**What the task asks:** Copy all lines holding the word "Htut" from the entries.

**Records for the task:**
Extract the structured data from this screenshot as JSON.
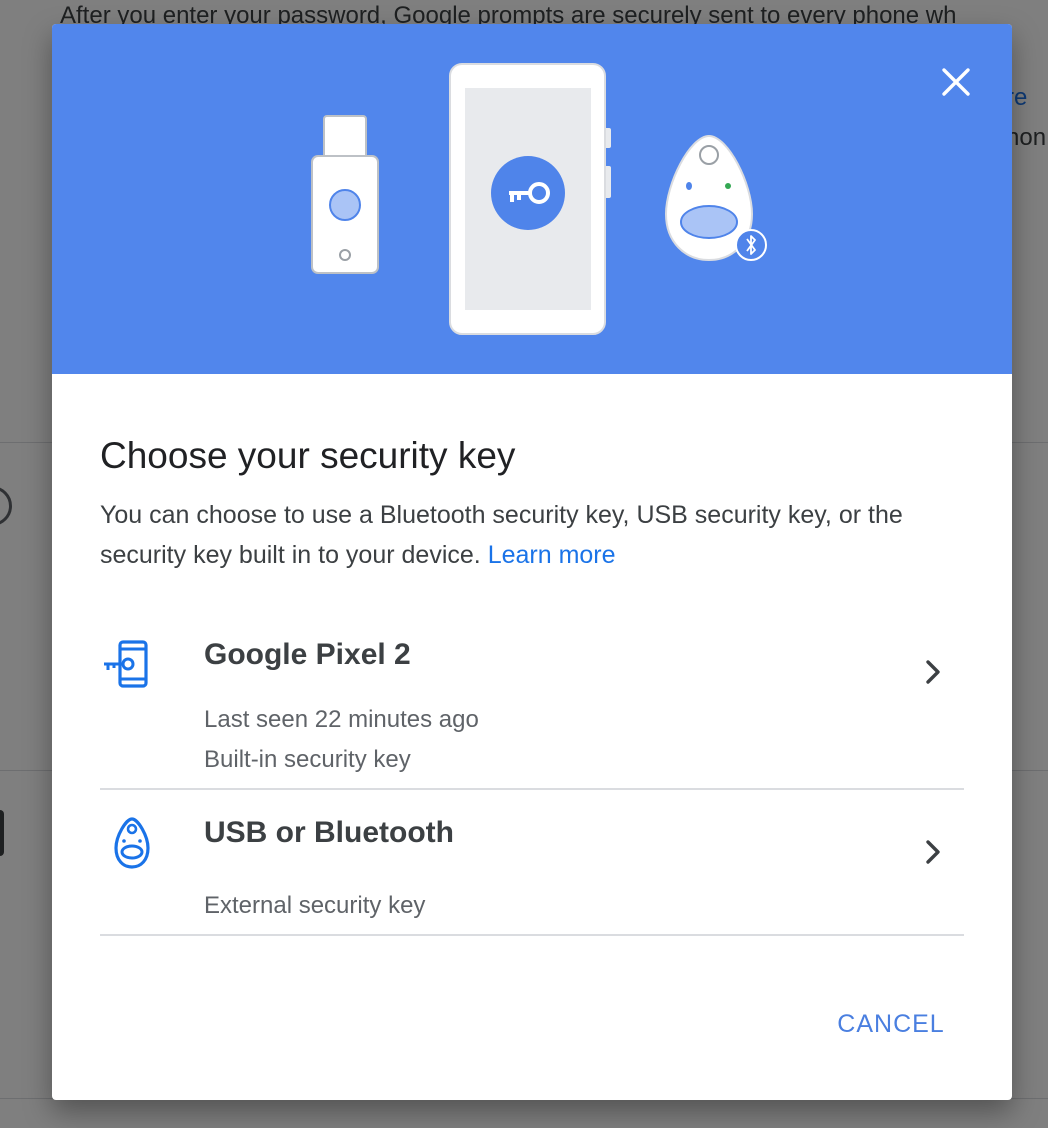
{
  "background": {
    "top_text": "After you enter your password, Google prompts are securely sent to every phone wh",
    "right_text_1": "re",
    "right_text_2": "hon"
  },
  "dialog": {
    "title": "Choose your security key",
    "description": "You can choose to use a Bluetooth security key, USB security key, or the security key built in to your device.",
    "learn_more": "Learn more",
    "options": [
      {
        "title": "Google Pixel 2",
        "line1": "Last seen 22 minutes ago",
        "line2": "Built-in security key",
        "icon": "phone-key-icon"
      },
      {
        "title": "USB or Bluetooth",
        "line1": "External security key",
        "icon": "security-key-fob-icon"
      }
    ],
    "cancel_label": "CANCEL"
  },
  "colors": {
    "hero_background": "#5186ec",
    "accent": "#1a73e8",
    "scrim": "rgba(0,0,0,0.5)"
  }
}
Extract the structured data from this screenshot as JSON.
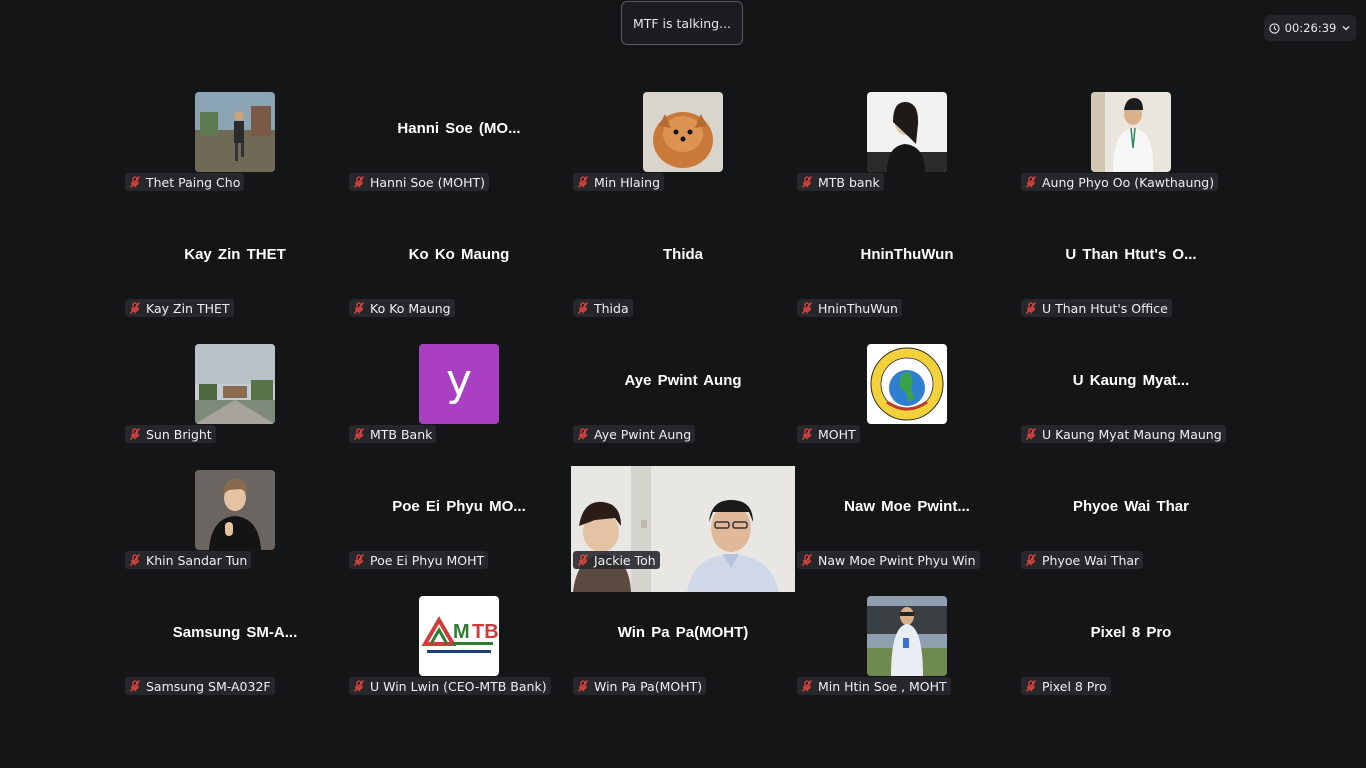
{
  "talking_indicator": "MTF is talking...",
  "timer": "00:26:39",
  "colors": {
    "background": "#141517",
    "mic_muted": "#e2453c"
  },
  "participants": [
    {
      "name": "Thet Paing Cho",
      "display": "photo",
      "icon": "person-photo"
    },
    {
      "name": "Hanni Soe (MOHT)",
      "display": "name",
      "big_name": "Hanni Soe (MO..."
    },
    {
      "name": "Min Hlaing",
      "display": "photo",
      "icon": "dog-photo"
    },
    {
      "name": "MTB bank",
      "display": "photo",
      "icon": "person-photo"
    },
    {
      "name": "Aung Phyo Oo (Kawthaung)",
      "display": "photo",
      "icon": "person-photo"
    },
    {
      "name": "Kay Zin THET",
      "display": "name",
      "big_name": "Kay Zin THET"
    },
    {
      "name": "Ko Ko Maung",
      "display": "name",
      "big_name": "Ko Ko Maung"
    },
    {
      "name": "Thida",
      "display": "name",
      "big_name": "Thida"
    },
    {
      "name": "HninThuWun",
      "display": "name",
      "big_name": "HninThuWun"
    },
    {
      "name": "U Than Htut's Office",
      "display": "name",
      "big_name": "U Than Htut's O..."
    },
    {
      "name": "Sun Bright",
      "display": "photo",
      "icon": "landscape-photo"
    },
    {
      "name": "MTB Bank",
      "display": "letter",
      "letter": "y",
      "color": "#a93fc1"
    },
    {
      "name": "Aye Pwint Aung",
      "display": "name",
      "big_name": "Aye Pwint Aung"
    },
    {
      "name": "MOHT",
      "display": "photo",
      "icon": "ministry-logo"
    },
    {
      "name": "U Kaung Myat Maung Maung",
      "display": "name",
      "big_name": "U Kaung Myat..."
    },
    {
      "name": "Khin Sandar Tun",
      "display": "photo",
      "icon": "person-photo"
    },
    {
      "name": "Poe Ei Phyu MOHT",
      "display": "name",
      "big_name": "Poe Ei Phyu MO..."
    },
    {
      "name": "Jackie Toh",
      "display": "video",
      "icon": "video-feed"
    },
    {
      "name": "Naw Moe Pwint Phyu Win",
      "display": "name",
      "big_name": "Naw Moe Pwint..."
    },
    {
      "name": "Phyoe Wai Thar",
      "display": "name",
      "big_name": "Phyoe Wai Thar"
    },
    {
      "name": "Samsung SM-A032F",
      "display": "name",
      "big_name": "Samsung SM-A..."
    },
    {
      "name": "U Win Lwin (CEO-MTB Bank)",
      "display": "photo",
      "icon": "mtb-logo"
    },
    {
      "name": "Win Pa Pa(MOHT)",
      "display": "name",
      "big_name": "Win Pa Pa(MOHT)"
    },
    {
      "name": "Min Htin Soe , MOHT",
      "display": "photo",
      "icon": "person-photo"
    },
    {
      "name": "Pixel 8 Pro",
      "display": "name",
      "big_name": "Pixel 8 Pro"
    }
  ]
}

**Answer:**
      "name": "U Than Htut's Office",
      "big_name": "U Than Htut's O..."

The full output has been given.